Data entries
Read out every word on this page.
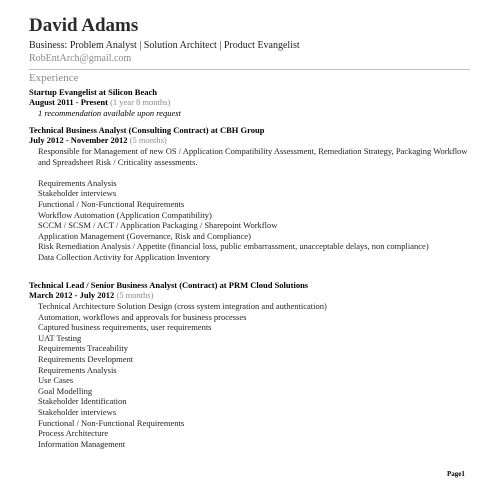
David Adams
Business: Problem Analyst | Solution Architect | Product Evangelist
RobEntArch@gmail.com
Experience
Startup Evangelist at Silicon Beach
August 2011 - Present (1 year 8 months)
1 recommendation available upon request
Technical Business Analyst (Consulting Contract) at CBH Group
July 2012 - November 2012 (5 months)
Responsible for Management of new OS / Application Compatibility Assessment, Remediation Strategy, Packaging Workflow and Spreadsheet Risk / Criticality assessments.
Requirements Analysis
Stakeholder interviews
Functional / Non-Functional Requirements
Workflow Automation (Application Compatibility)
SCCM / SCSM / ACT / Application Packaging / Sharepoint Workflow
Application Management (Governance, Risk and Compliance)
Risk Remediation Analysis / Appetite (financial loss, public embarrassment, unacceptable delays, non compliance)
Data Collection Activity for Application Inventory
Technical Lead / Senior Business Analyst (Contract) at PRM Cloud Solutions
March 2012 - July 2012 (5 months)
Technical Architecture Solution Design (cross system integration and authentication)
Automation, workflows and approvals for business processes
Captured business requirements, user requirements
UAT Testing
Requirements Traceability
Requirements Development
Requirements Analysis
Use Cases
Goal Modelling
Stakeholder Identification
Stakeholder interviews
Functional / Non-Functional Requirements
Process Architecture
Information Management
Page1
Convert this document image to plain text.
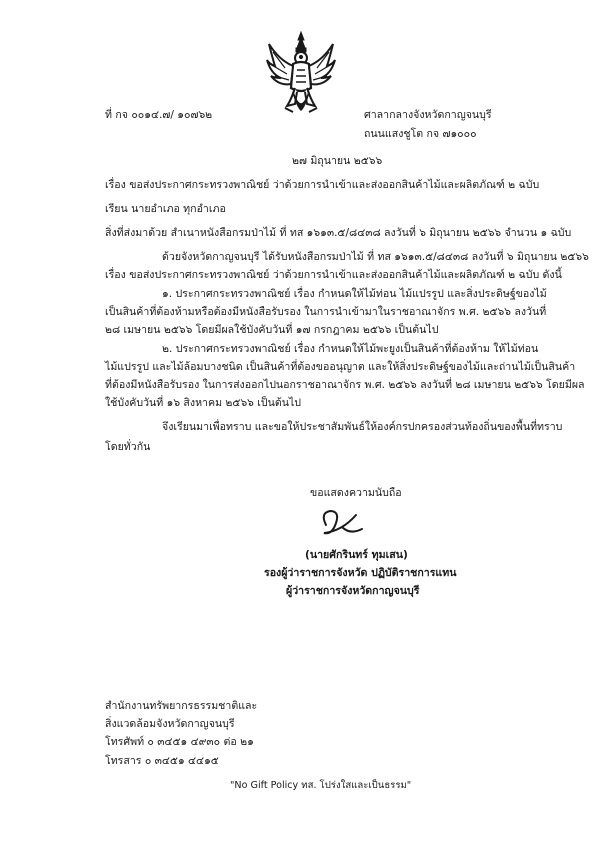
ที่ กจ ๐๐๑๔.๗/ ๑๐๗๖๒	ศาลากลางจังหวัดกาญจนบุรี
ถนนแสงชูโต กจ ๗๑๐๐๐
๒๗ มิถุนายน ๒๕๖๖
เรื่อง ขอส่งประกาศกระทรวงพาณิชย์ ว่าด้วยการนำเข้าและส่งออกสินค้าไม้และผลิตภัณฑ์ ๒ ฉบับ
เรียน นายอำเภอ ทุกอำเภอ
สิ่งที่ส่งมาด้วย สำเนาหนังสือกรมป่าไม้ ที่ ทส ๑๖๑๓.๕/๘๔๓๘ ลงวันที่ ๖ มิถุนายน ๒๕๖๖ จำนวน ๑ ฉบับ
ด้วยจังหวัดกาญจนบุรี ได้รับหนังสือกรมป่าไม้ ที่ ทส ๑๖๑๓.๕/๘๔๓๘ ลงวันที่ ๖ มิถุนายน ๒๕๖๖
เรื่อง ขอส่งประกาศกระทรวงพาณิชย์ ว่าด้วยการนำเข้าและส่งออกสินค้าไม้และผลิตภัณฑ์ ๒ ฉบับ ดังนี้
๑. ประกาศกระทรวงพาณิชย์ เรื่อง กำหนดให้ไม้ท่อน ไม้แปรรูป และสิ่งประดิษฐ์ของไม้
เป็นสินค้าที่ต้องห้ามหรือต้องมีหนังสือรับรอง ในการนำเข้ามาในราชอาณาจักร พ.ศ. ๒๕๖๖ ลงวันที่
๒๘ เมษายน ๒๕๖๖ โดยมีผลใช้บังคับวันที่ ๑๗ กรกฎาคม ๒๕๖๖ เป็นต้นไป
๒. ประกาศกระทรวงพาณิชย์ เรื่อง กำหนดให้ไม้พะยูงเป็นสินค้าที่ต้องห้าม ให้ไม้ท่อน
ไม้แปรรูป และไม้ล้อมบางชนิด เป็นสินค้าที่ต้องขออนุญาต และให้สิ่งประดิษฐ์ของไม้และถ่านไม้เป็นสินค้า
ที่ต้องมีหนังสือรับรอง ในการส่งออกไปนอกราชอาณาจักร พ.ศ. ๒๕๖๖ ลงวันที่ ๒๘ เมษายน ๒๕๖๖ โดยมีผล
ใช้บังคับวันที่ ๑๖ สิงหาคม ๒๕๖๖ เป็นต้นไป
จึงเรียนมาเพื่อทราบ และขอให้ประชาสัมพันธ์ให้องค์กรปกครองส่วนท้องถิ่นของพื้นที่ทราบ
โดยทั่วกัน
ขอแสดงความนับถือ
(นายศักรินทร์ ทุมเสน)
รองผู้ว่าราชการจังหวัด ปฏิบัติราชการแทน
ผู้ว่าราชการจังหวัดกาญจนบุรี
สำนักงานทรัพยากรธรรมชาติและ
สิ่งแวดล้อมจังหวัดกาญจนบุรี
โทรศัพท์ ๐ ๓๔๕๑ ๔๙๓๐ ต่อ ๒๑
โทรสาร ๐ ๓๔๕๑ ๔๔๑๕
"No Gift Policy ทส. โปร่งใสและเป็นธรรม"
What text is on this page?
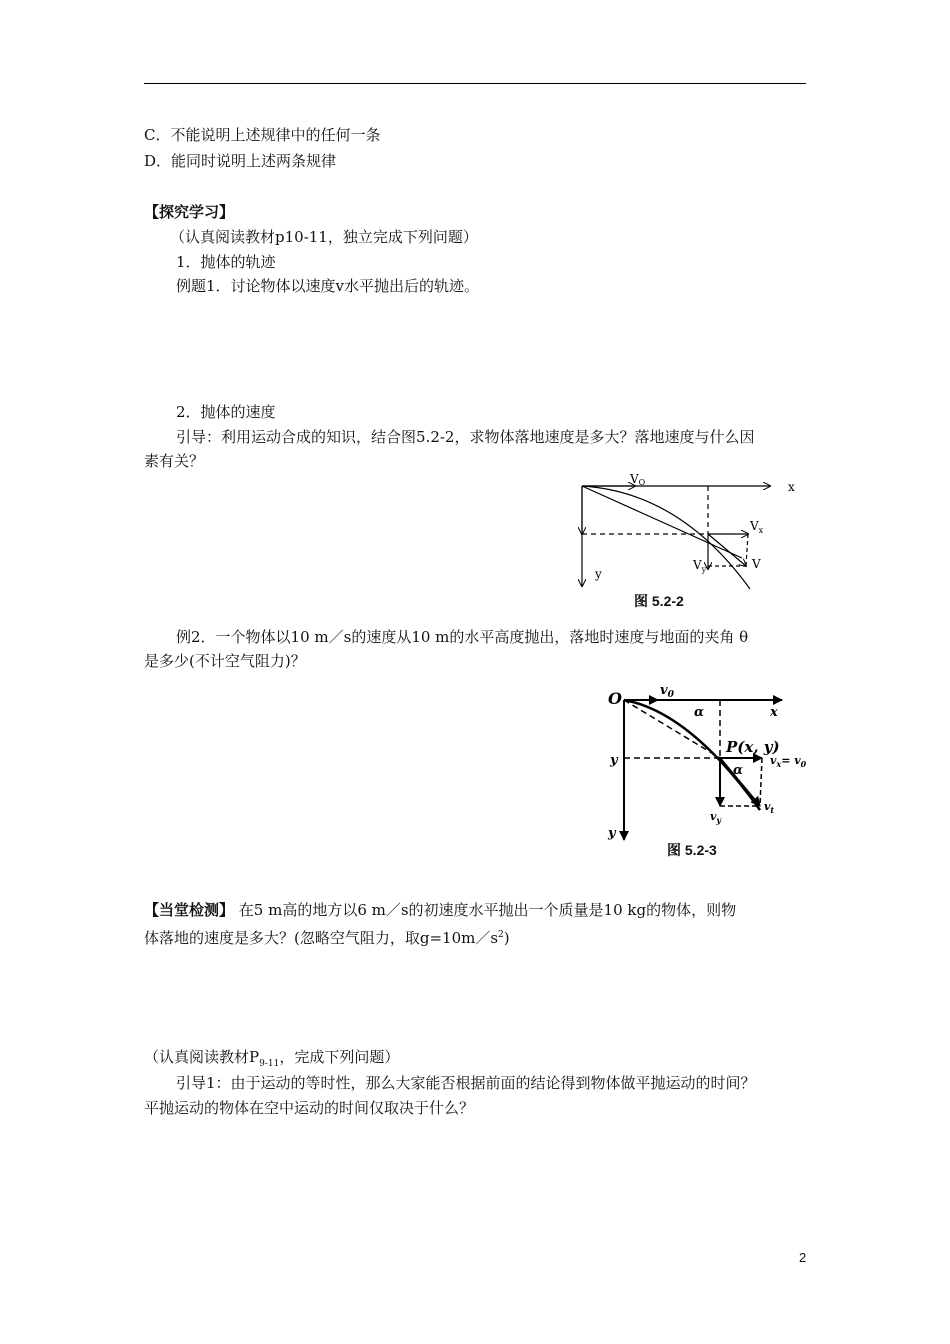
C．不能说明上述规律中的任何一条
D．能同时说明上述两条规律
【探究学习】
（认真阅读教材p10-11，独立完成下列问题）
1．抛体的轨迹
例题1．讨论物体以速度v水平抛出后的轨迹。
2．抛体的速度
引导：利用运动合成的知识，结合图5.2-2，求物体落地速度是多大？落地速度与什么因
素有关？
VO	x
y
$V_x$
$V_y$	V
图 5.2-2
例2．一个物体以10 m／s的速度从10 m的水平高度抛出，落地时速度与地面的夹角 θ
是多少(不计空气阻力)？
O	$v_0$
x
y
y
α
α
P(x, y)
$v_x= v_0$
$v_y$
$v_t$
图 5.2-3
【当堂检测】 在5 m高的地方以6 m／s的初速度水平抛出一个质量是10 kg的物体，则物
体落地的速度是多大？(忽略空气阻力，取$g=10m/s^2$)
（认真阅读教材$P_{9-11}$，完成下列问题）
引导1：由于运动的等时性，那么大家能否根据前面的结论得到物体做平抛运动的时间？
平抛运动的物体在空中运动的时间仅取决于什么？
2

» **YOUR GOAL**: The records above are to be quoted exactly, with all pictures left out.

» **COMPLETE OUTPUT**:
Read out every word on this page.
David Adams
Business: Problem Analyst | Solution Architect | Product Evangelist
RobEntArch@gmail.com
Experience
Startup Evangelist at Silicon Beach
August 2011 - Present (1 year 8 months)
1 recommendation available upon request
Technical Business Analyst (Consulting Contract) at CBH Group
July 2012 - November 2012 (5 months)
Responsible for Management of new OS / Application Compatibility Assessment, Remediation Strategy, Packaging Workflow and Spreadsheet Risk / Criticality assessments.
Requirements Analysis
Stakeholder interviews
Functional / Non-Functional Requirements
Workflow Automation (Application Compatibility)
SCCM / SCSM / ACT / Application Packaging / Sharepoint Workflow
Application Management (Governance, Risk and Compliance)
Risk Remediation Analysis / Appetite (financial loss, public embarrassment, unacceptable delays, non compliance)
Data Collection Activity for Application Inventory
Technical Lead / Senior Business Analyst (Contract) at PRM Cloud Solutions
March 2012 - July 2012 (5 months)
Technical Architecture Solution Design (cross system integration and authentication)
Automation, workflows and approvals for business processes
Captured business requirements, user requirements
UAT Testing
Requirements Traceability
Requirements Development
Requirements Analysis
Use Cases
Goal Modelling
Stakeholder Identification
Stakeholder interviews
Functional / Non-Functional Requirements
Process Architecture
Information Management
Page1
Convert this document image to plain text.
ที่ กจ ๐๐๑๔.๗/ ๑๐๗๖๒	ศาลากลางจังหวัดกาญจนบุรี
ถนนแสงชูโต กจ ๗๑๐๐๐
๒๗ มิถุนายน ๒๕๖๖
เรื่อง ขอส่งประกาศกระทรวงพาณิชย์ ว่าด้วยการนำเข้าและส่งออกสินค้าไม้และผลิตภัณฑ์ ๒ ฉบับ
เรียน นายอำเภอ ทุกอำเภอ
สิ่งที่ส่งมาด้วย สำเนาหนังสือกรมป่าไม้ ที่ ทส ๑๖๑๓.๕/๘๔๓๘ ลงวันที่ ๖ มิถุนายน ๒๕๖๖ จำนวน ๑ ฉบับ
ด้วยจังหวัดกาญจนบุรี ได้รับหนังสือกรมป่าไม้ ที่ ทส ๑๖๑๓.๕/๘๔๓๘ ลงวันที่ ๖ มิถุนายน ๒๕๖๖
เรื่อง ขอส่งประกาศกระทรวงพาณิชย์ ว่าด้วยการนำเข้าและส่งออกสินค้าไม้และผลิตภัณฑ์ ๒ ฉบับ ดังนี้
๑. ประกาศกระทรวงพาณิชย์ เรื่อง กำหนดให้ไม้ท่อน ไม้แปรรูป และสิ่งประดิษฐ์ของไม้
เป็นสินค้าที่ต้องห้ามหรือต้องมีหนังสือรับรอง ในการนำเข้ามาในราชอาณาจักร พ.ศ. ๒๕๖๖ ลงวันที่
๒๘ เมษายน ๒๕๖๖ โดยมีผลใช้บังคับวันที่ ๑๗ กรกฎาคม ๒๕๖๖ เป็นต้นไป
๒. ประกาศกระทรวงพาณิชย์ เรื่อง กำหนดให้ไม้พะยูงเป็นสินค้าที่ต้องห้าม ให้ไม้ท่อน
ไม้แปรรูป และไม้ล้อมบางชนิด เป็นสินค้าที่ต้องขออนุญาต และให้สิ่งประดิษฐ์ของไม้และถ่านไม้เป็นสินค้า
ที่ต้องมีหนังสือรับรอง ในการส่งออกไปนอกราชอาณาจักร พ.ศ. ๒๕๖๖ ลงวันที่ ๒๘ เมษายน ๒๕๖๖ โดยมีผล
ใช้บังคับวันที่ ๑๖ สิงหาคม ๒๕๖๖ เป็นต้นไป
จึงเรียนมาเพื่อทราบ และขอให้ประชาสัมพันธ์ให้องค์กรปกครองส่วนท้องถิ่นของพื้นที่ทราบ
โดยทั่วกัน
ขอแสดงความนับถือ
(นายศักรินทร์ ทุมเสน)
รองผู้ว่าราชการจังหวัด ปฏิบัติราชการแทน
ผู้ว่าราชการจังหวัดกาญจนบุรี
สำนักงานทรัพยากรธรรมชาติและ
สิ่งแวดล้อมจังหวัดกาญจนบุรี
โทรศัพท์ ๐ ๓๔๕๑ ๔๙๓๐ ต่อ ๒๑
โทรสาร ๐ ๓๔๕๑ ๔๔๑๕
"No Gift Policy ทส. โปร่งใสและเป็นธรรม"
What text is on this page?
C．不能说明上述规律中的任何一条
D．能同时说明上述两条规律
【探究学习】
（认真阅读教材p10-11，独立完成下列问题）
1．抛体的轨迹
例题1．讨论物体以速度v水平抛出后的轨迹。
2．抛体的速度
引导：利用运动合成的知识，结合图5.2-2，求物体落地速度是多大？落地速度与什么因
素有关？
VO	x
y
$V_x$
$V_y$	V
图 5.2-2
例2．一个物体以10 m／s的速度从10 m的水平高度抛出，落地时速度与地面的夹角 θ
是多少(不计空气阻力)？
O	$v_0$
x
y
y
α
α
P(x, y)
$v_x= v_0$
$v_y$
$v_t$
图 5.2-3
【当堂检测】 在5 m高的地方以6 m／s的初速度水平抛出一个质量是10 kg的物体，则物
体落地的速度是多大？(忽略空气阻力，取$g=10m/s^2$)
（认真阅读教材$P_{9-11}$，完成下列问题）
引导1：由于运动的等时性，那么大家能否根据前面的结论得到物体做平抛运动的时间？
平抛运动的物体在空中运动的时间仅取决于什么？
2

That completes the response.